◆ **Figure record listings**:
________

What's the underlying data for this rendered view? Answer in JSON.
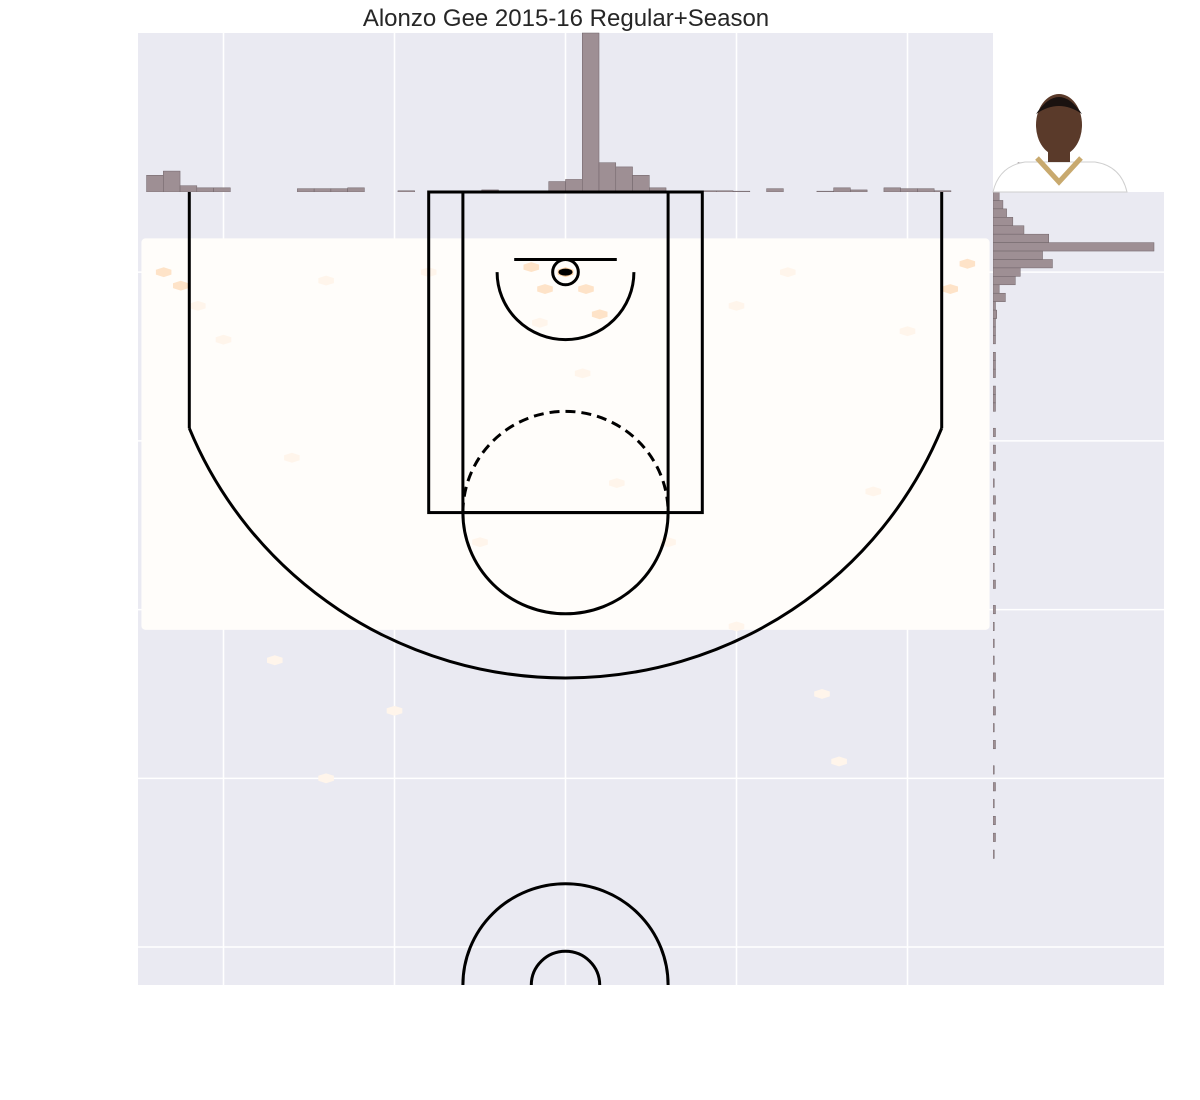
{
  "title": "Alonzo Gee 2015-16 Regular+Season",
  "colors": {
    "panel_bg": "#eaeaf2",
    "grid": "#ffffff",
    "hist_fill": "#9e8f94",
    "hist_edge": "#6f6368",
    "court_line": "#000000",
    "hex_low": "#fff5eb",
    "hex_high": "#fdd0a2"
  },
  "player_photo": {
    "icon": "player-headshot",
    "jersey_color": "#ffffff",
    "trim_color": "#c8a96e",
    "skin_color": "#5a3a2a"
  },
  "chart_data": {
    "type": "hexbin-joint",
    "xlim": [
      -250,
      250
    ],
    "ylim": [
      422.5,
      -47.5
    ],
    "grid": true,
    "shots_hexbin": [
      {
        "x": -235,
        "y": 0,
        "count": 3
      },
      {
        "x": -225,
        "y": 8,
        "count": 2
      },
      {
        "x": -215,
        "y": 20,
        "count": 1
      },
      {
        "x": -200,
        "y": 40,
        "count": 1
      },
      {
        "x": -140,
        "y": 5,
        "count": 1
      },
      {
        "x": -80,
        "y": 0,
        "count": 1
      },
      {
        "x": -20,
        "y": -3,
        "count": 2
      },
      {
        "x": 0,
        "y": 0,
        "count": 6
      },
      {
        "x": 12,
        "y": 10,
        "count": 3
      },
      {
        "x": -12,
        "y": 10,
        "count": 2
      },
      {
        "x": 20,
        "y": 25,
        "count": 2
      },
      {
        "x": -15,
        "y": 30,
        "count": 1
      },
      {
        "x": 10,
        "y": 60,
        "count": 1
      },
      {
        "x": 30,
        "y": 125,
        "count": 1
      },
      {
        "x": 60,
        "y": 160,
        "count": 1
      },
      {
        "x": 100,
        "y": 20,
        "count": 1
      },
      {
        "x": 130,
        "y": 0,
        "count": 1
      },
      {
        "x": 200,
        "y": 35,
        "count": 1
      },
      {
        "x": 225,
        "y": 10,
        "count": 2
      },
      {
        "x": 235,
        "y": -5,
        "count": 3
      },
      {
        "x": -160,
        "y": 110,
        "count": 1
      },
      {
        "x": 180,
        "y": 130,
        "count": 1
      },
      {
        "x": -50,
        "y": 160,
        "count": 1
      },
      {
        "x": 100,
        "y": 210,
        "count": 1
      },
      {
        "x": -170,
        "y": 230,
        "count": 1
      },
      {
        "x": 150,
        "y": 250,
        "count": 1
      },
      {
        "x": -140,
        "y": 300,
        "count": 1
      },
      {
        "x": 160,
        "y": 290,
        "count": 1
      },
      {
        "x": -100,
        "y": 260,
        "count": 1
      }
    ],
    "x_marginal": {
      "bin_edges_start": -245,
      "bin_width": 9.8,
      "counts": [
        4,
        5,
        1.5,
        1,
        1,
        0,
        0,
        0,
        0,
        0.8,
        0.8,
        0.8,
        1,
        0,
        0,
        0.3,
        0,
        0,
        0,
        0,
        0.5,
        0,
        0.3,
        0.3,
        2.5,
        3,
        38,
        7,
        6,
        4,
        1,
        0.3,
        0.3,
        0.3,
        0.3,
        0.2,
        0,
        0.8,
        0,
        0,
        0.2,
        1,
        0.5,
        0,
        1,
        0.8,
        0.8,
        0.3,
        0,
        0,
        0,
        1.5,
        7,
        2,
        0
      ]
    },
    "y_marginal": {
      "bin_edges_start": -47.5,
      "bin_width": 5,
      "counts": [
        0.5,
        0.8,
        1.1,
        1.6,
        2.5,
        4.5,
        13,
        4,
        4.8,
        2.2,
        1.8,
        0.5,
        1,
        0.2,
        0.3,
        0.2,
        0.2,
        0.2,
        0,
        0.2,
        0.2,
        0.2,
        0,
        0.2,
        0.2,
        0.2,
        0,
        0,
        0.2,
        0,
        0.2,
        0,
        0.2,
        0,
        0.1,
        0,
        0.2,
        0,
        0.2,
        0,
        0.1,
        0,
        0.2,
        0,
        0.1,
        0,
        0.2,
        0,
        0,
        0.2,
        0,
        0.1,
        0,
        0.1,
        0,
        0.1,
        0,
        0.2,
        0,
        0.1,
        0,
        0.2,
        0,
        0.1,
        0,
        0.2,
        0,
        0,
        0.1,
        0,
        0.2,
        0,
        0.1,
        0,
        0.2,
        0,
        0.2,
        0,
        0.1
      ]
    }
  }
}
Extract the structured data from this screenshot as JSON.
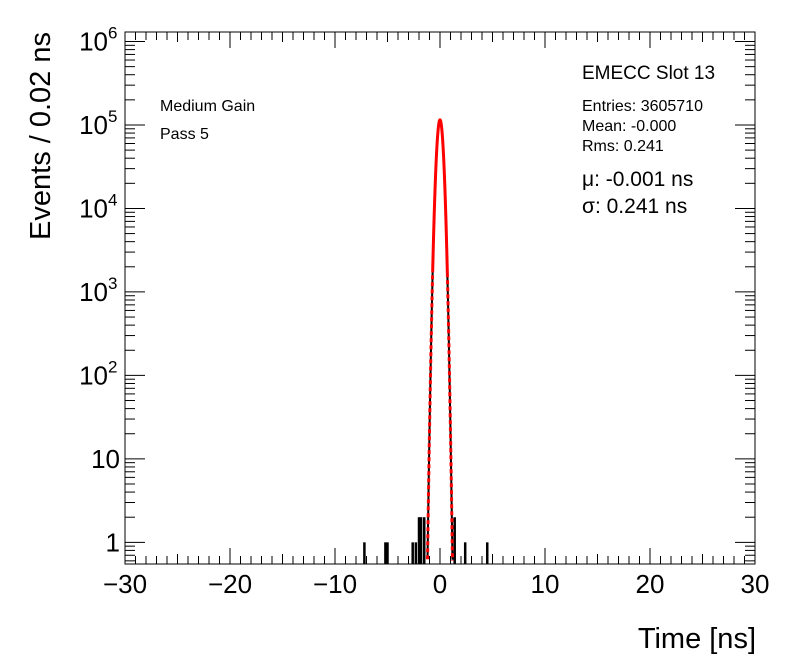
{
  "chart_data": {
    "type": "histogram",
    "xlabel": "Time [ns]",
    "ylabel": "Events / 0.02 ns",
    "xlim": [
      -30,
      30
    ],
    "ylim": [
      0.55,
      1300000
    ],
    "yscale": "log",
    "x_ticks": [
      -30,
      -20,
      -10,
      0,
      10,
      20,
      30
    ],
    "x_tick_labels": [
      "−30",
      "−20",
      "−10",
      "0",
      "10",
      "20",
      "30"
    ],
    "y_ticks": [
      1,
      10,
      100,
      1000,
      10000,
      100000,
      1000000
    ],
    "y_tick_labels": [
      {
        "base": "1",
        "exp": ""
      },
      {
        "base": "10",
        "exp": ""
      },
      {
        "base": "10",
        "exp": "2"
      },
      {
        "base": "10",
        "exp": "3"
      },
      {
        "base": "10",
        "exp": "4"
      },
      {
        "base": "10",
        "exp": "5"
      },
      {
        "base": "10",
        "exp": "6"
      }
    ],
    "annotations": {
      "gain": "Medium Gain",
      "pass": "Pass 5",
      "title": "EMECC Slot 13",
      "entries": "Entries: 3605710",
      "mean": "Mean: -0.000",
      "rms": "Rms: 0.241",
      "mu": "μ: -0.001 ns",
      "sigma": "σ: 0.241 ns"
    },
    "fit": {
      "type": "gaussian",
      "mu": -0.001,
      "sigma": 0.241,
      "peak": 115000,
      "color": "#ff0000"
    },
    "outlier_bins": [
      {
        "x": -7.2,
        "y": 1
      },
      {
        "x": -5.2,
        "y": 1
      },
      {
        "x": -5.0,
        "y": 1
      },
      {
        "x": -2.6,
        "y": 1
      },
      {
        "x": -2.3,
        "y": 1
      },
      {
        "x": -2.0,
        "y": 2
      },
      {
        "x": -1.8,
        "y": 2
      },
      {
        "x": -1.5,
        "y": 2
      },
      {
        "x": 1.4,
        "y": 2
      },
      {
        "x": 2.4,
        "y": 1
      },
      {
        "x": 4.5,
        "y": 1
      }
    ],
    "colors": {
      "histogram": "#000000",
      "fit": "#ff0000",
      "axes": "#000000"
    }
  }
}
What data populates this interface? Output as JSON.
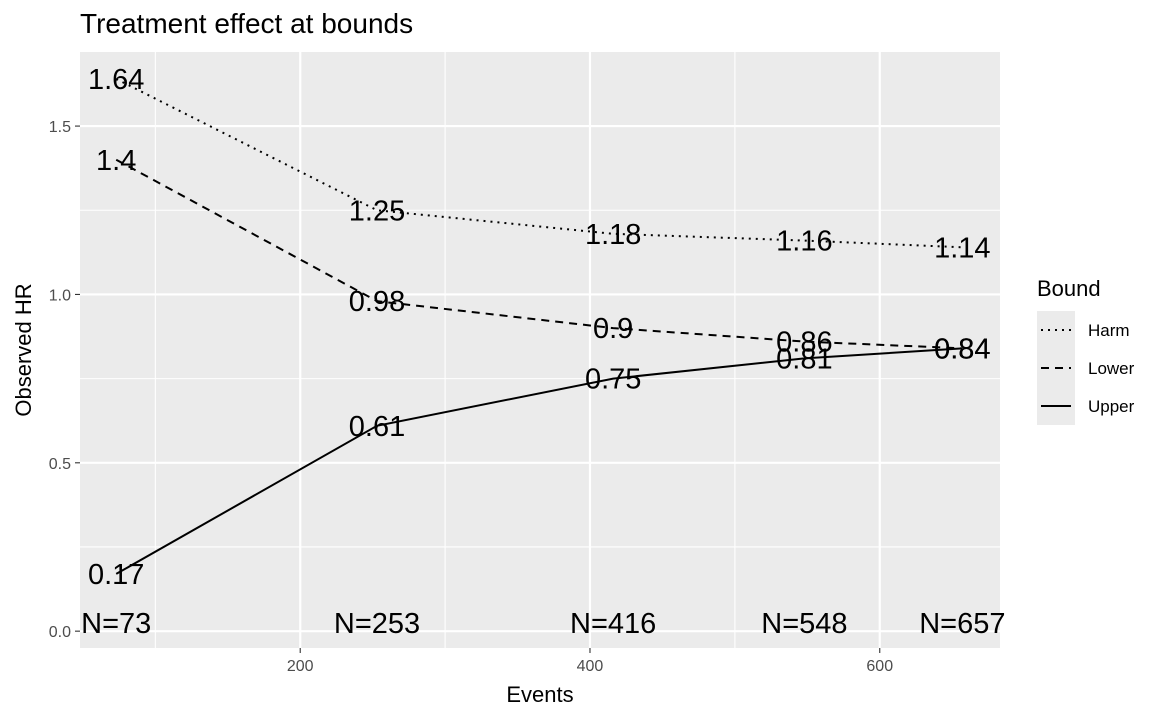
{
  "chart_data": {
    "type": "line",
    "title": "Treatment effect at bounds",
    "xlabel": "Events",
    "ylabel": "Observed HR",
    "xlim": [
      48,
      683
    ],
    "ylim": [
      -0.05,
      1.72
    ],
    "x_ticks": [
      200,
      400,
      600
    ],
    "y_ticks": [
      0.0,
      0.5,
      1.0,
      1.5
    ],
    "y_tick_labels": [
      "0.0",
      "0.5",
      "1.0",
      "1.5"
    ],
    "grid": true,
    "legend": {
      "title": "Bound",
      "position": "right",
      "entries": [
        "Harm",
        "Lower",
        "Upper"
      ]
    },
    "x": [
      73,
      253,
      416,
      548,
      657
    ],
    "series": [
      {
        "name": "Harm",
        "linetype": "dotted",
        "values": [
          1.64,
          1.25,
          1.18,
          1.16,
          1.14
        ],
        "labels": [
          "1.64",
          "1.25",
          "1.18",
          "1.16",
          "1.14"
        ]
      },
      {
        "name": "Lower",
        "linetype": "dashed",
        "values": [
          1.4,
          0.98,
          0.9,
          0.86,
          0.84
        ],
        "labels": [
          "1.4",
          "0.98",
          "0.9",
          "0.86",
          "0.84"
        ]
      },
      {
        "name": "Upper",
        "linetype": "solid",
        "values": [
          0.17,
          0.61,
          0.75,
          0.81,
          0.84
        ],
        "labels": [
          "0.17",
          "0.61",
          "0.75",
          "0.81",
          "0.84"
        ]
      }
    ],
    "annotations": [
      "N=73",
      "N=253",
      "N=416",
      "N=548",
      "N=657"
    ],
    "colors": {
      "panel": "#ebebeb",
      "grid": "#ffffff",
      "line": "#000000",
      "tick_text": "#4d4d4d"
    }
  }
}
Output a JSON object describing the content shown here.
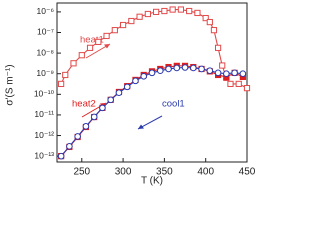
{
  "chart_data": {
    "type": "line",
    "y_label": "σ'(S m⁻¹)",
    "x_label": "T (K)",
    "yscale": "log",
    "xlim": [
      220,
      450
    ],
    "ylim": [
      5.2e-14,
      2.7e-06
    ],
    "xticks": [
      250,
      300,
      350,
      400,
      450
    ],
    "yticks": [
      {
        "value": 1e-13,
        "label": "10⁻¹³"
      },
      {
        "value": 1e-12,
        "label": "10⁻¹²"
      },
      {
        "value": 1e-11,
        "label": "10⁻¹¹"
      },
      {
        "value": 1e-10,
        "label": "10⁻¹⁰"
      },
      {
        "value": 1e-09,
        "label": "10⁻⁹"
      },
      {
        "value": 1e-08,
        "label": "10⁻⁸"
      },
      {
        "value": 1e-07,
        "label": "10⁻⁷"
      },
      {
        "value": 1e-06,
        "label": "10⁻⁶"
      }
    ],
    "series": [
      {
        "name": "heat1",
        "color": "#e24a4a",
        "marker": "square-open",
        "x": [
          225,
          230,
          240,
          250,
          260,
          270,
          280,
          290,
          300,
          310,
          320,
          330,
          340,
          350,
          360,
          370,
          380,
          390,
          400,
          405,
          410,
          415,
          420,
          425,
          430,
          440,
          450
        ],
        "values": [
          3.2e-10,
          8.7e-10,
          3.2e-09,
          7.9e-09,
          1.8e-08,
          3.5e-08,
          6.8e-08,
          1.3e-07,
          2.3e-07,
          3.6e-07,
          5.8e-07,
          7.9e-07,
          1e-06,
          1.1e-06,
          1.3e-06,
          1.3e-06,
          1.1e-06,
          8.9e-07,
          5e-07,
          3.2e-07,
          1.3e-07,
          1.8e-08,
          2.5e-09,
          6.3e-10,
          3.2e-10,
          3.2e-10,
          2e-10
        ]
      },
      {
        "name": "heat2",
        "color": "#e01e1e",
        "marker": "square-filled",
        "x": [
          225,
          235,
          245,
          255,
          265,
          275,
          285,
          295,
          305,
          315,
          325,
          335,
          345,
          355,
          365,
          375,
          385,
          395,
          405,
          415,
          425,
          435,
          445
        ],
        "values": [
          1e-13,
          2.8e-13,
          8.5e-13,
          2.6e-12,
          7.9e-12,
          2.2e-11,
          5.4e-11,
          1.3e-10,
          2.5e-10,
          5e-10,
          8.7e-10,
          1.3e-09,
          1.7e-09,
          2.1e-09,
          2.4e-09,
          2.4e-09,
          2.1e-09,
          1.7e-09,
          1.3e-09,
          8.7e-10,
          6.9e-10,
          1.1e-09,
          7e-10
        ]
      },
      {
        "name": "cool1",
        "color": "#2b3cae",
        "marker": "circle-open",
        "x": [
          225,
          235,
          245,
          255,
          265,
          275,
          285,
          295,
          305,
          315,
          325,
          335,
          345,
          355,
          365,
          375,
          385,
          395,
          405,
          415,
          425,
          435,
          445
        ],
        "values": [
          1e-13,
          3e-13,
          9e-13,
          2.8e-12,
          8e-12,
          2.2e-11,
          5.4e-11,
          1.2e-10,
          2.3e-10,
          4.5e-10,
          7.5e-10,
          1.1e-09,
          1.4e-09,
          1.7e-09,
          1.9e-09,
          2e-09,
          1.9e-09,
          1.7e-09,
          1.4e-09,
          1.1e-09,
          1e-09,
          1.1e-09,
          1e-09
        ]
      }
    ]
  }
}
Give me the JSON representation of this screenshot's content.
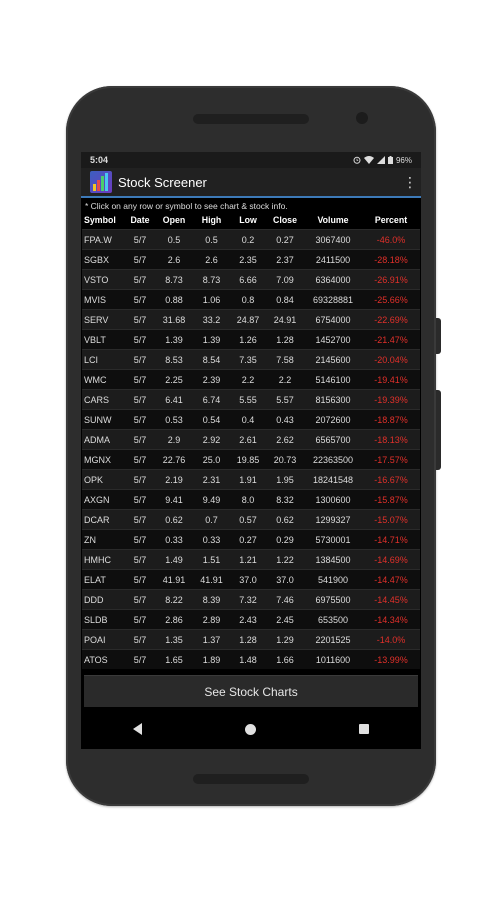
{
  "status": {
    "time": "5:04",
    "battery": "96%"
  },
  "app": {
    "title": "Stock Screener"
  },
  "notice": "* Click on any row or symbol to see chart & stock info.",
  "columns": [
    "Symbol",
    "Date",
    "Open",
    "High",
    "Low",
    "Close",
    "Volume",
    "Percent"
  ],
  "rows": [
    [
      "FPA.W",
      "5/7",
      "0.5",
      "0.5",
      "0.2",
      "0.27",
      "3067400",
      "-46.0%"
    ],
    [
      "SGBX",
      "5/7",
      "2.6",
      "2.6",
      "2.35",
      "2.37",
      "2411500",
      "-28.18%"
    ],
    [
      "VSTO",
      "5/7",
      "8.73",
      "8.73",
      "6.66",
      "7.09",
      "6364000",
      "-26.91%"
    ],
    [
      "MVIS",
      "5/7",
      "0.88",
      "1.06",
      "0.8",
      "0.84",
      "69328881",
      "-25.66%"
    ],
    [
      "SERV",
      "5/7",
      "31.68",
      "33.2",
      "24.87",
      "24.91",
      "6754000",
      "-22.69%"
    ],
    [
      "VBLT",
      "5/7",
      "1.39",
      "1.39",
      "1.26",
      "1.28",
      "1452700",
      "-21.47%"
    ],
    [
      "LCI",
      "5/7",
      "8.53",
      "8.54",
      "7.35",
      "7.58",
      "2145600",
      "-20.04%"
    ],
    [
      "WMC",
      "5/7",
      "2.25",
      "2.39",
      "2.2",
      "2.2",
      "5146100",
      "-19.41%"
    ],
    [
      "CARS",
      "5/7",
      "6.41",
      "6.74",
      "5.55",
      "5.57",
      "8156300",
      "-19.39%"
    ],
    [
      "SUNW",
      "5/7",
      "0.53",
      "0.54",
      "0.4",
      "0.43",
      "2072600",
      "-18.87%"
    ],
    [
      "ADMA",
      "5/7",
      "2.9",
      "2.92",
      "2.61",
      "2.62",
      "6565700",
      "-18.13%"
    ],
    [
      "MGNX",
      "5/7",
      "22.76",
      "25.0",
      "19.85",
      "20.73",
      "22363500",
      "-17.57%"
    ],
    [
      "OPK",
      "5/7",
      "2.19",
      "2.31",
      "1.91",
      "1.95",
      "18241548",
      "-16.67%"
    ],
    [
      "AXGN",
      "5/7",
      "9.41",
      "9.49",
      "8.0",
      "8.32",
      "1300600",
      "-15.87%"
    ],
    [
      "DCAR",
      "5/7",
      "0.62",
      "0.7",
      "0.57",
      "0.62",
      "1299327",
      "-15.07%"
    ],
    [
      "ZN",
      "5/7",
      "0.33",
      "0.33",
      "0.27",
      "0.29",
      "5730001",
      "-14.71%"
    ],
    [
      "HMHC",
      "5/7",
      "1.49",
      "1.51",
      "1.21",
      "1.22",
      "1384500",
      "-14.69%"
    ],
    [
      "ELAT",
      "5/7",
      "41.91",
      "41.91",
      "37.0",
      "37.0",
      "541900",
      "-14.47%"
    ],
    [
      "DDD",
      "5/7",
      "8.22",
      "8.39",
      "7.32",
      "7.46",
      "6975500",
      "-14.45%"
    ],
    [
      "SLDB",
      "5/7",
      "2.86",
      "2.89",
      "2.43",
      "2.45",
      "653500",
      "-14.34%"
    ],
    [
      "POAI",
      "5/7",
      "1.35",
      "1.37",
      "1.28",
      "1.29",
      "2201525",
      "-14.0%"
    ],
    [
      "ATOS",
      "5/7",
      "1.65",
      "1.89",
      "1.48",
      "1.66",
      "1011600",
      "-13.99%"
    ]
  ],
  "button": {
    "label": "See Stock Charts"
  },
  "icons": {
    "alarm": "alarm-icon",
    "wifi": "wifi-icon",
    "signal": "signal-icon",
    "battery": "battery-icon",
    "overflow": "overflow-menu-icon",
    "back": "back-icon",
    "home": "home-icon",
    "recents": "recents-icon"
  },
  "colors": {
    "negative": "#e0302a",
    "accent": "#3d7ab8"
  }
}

________

Check every line of the data, and copy the ones that contain "content".

Output a JSON object describing the content shown here.
Give me the JSON representation of this screenshot's content.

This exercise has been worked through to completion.